* JOB
Output as a numbered list the lines of the data starting at its beginning and ending at the line that contains "slice-image: [1206, 134, 1589, 517]", with both ends included and blank lines omitted.

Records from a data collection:
┏━━
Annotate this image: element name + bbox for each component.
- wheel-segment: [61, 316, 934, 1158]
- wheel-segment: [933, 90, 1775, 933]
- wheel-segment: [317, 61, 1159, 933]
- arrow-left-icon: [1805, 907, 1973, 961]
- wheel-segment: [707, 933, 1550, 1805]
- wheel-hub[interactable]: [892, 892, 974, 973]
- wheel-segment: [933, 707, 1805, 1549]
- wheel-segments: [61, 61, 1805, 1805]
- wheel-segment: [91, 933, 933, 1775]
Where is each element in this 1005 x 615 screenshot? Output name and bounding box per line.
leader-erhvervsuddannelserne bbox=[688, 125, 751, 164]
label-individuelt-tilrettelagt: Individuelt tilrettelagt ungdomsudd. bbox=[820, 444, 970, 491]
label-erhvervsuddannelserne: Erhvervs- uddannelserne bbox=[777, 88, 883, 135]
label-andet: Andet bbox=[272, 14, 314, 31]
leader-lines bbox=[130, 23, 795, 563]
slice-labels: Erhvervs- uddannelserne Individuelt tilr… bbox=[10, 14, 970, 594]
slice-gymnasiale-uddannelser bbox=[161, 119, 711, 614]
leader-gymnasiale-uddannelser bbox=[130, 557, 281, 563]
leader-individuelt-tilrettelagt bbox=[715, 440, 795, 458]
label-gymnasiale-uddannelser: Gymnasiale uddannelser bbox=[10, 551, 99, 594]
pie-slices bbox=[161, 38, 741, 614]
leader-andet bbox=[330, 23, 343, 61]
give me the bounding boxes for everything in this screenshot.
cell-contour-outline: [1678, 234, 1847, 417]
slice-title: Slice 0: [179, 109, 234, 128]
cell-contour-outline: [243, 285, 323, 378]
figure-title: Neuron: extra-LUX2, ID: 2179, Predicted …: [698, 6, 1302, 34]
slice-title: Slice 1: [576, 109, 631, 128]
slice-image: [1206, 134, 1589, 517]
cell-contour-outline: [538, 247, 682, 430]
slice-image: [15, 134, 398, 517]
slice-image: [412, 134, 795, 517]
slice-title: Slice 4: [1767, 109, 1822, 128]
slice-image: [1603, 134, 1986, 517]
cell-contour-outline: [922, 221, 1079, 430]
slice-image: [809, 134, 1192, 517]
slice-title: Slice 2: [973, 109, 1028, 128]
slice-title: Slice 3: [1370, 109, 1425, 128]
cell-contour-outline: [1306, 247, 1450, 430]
┗━━
* RESULT FOR THIS TASK
1. Annotate this image: element name + bbox for each component.
2. - wheel-segment: [61, 316, 934, 1158]
3. - wheel-segment: [933, 90, 1775, 933]
4. - wheel-segment: [317, 61, 1159, 933]
5. - arrow-left-icon: [1805, 907, 1973, 961]
6. - wheel-segment: [707, 933, 1550, 1805]
7. - wheel-hub[interactable]: [892, 892, 974, 973]
8. - wheel-segment: [933, 707, 1805, 1549]
9. - wheel-segments: [61, 61, 1805, 1805]
10. - wheel-segment: [91, 933, 933, 1775]
11. Where is each element in this 1005 x 615 screenshot? Output name and bounding box per line.
12. leader-erhvervsuddannelserne bbox=[688, 125, 751, 164]
13. label-individuelt-tilrettelagt: Individuelt tilrettelagt ungdomsudd. bbox=[820, 444, 970, 491]
14. label-erhvervsuddannelserne: Erhvervs- uddannelserne bbox=[777, 88, 883, 135]
15. label-andet: Andet bbox=[272, 14, 314, 31]
16. leader-lines bbox=[130, 23, 795, 563]
17. slice-labels: Erhvervs- uddannelserne Individuelt tilr… bbox=[10, 14, 970, 594]
18. slice-gymnasiale-uddannelser bbox=[161, 119, 711, 614]
19. leader-gymnasiale-uddannelser bbox=[130, 557, 281, 563]
20. leader-individuelt-tilrettelagt bbox=[715, 440, 795, 458]
21. label-gymnasiale-uddannelser: Gymnasiale uddannelser bbox=[10, 551, 99, 594]
22. pie-slices bbox=[161, 38, 741, 614]
23. leader-andet bbox=[330, 23, 343, 61]
24. give me the bounding boxes for everything in this screenshot.
25. cell-contour-outline: [1678, 234, 1847, 417]
26. slice-title: Slice 0: [179, 109, 234, 128]
27. cell-contour-outline: [243, 285, 323, 378]
28. figure-title: Neuron: extra-LUX2, ID: 2179, Predicted …: [698, 6, 1302, 34]
29. slice-title: Slice 1: [576, 109, 631, 128]
30. slice-image: [1206, 134, 1589, 517]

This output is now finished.